— START —
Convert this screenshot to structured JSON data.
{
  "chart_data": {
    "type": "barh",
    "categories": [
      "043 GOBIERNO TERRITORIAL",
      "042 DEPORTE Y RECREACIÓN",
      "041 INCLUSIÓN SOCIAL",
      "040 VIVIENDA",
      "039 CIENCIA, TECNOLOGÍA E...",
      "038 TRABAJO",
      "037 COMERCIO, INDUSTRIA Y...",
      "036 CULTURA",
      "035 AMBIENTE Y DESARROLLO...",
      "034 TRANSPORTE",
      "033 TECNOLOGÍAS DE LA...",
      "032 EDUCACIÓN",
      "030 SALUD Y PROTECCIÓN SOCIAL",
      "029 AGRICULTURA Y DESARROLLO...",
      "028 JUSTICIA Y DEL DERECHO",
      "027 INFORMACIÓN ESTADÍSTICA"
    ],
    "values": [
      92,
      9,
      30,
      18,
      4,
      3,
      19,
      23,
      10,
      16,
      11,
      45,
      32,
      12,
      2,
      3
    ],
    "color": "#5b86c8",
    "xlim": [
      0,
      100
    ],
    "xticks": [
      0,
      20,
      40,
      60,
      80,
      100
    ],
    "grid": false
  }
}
— END —
— START —
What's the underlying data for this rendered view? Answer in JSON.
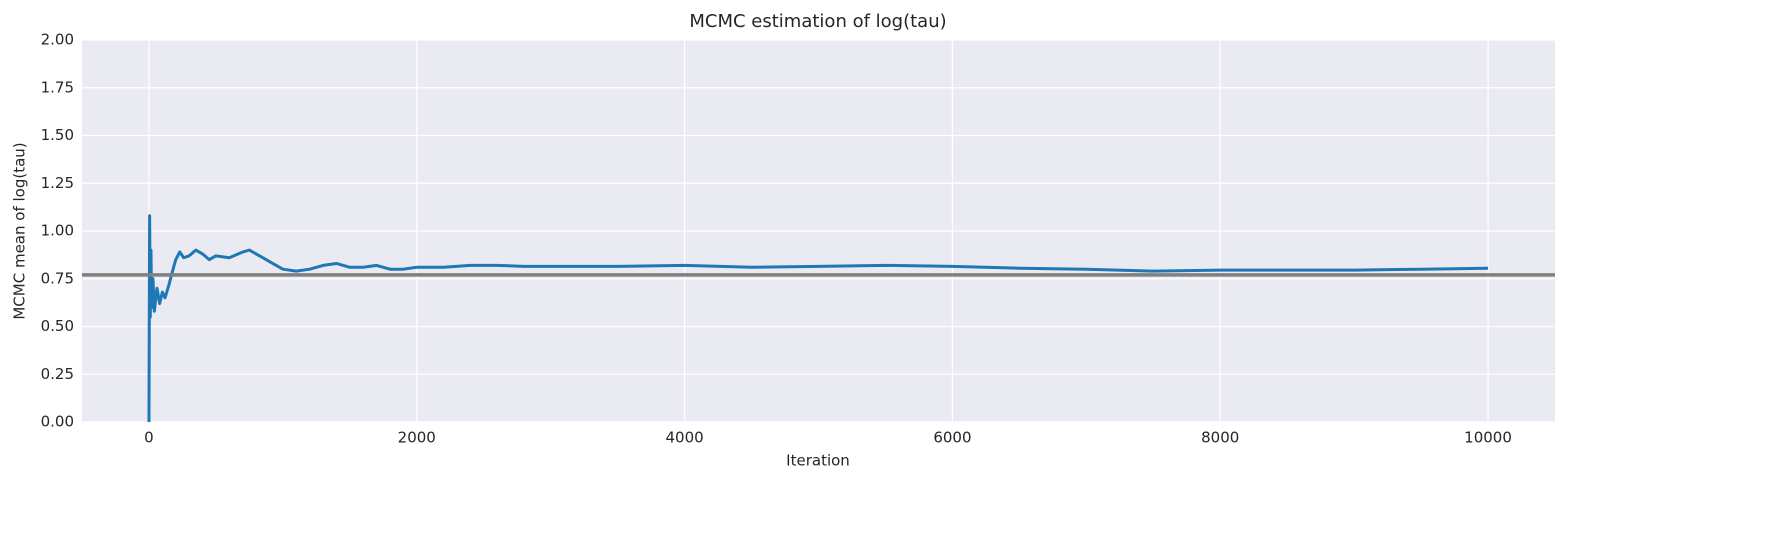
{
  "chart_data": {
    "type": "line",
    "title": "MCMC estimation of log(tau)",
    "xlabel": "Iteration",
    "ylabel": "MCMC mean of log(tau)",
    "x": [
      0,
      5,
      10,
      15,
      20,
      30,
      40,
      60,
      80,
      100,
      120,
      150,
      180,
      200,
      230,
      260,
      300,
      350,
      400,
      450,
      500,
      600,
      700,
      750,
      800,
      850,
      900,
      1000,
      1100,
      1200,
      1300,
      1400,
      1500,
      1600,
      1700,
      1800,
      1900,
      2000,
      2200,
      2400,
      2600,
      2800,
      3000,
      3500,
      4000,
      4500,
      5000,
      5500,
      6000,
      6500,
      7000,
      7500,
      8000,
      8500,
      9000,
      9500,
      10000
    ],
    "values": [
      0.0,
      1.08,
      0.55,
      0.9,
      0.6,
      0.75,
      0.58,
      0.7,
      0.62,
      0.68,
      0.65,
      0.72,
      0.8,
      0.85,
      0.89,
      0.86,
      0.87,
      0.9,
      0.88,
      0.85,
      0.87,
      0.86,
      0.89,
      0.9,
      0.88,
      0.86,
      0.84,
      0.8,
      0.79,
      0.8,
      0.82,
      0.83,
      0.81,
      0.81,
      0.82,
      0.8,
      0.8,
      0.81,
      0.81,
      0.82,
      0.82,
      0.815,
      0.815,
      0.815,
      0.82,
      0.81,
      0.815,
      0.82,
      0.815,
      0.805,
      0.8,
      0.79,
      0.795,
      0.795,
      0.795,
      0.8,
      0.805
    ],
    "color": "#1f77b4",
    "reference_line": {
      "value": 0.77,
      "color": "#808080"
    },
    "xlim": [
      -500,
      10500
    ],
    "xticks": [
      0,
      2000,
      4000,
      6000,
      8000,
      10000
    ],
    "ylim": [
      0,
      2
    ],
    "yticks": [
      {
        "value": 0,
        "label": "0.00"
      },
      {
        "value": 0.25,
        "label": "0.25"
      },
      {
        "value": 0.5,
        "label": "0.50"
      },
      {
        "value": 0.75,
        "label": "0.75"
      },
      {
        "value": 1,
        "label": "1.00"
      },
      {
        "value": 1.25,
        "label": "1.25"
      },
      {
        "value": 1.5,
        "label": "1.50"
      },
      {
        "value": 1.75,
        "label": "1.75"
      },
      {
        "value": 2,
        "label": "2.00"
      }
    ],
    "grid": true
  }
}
— END —
> [Problem]: Look through the entries above and report each line where the string "SOCIAL" occurs.

> [Complete answer]:
      "041 INCLUSIÓN SOCIAL",
      "030 SALUD Y PROTECCIÓN SOCIAL",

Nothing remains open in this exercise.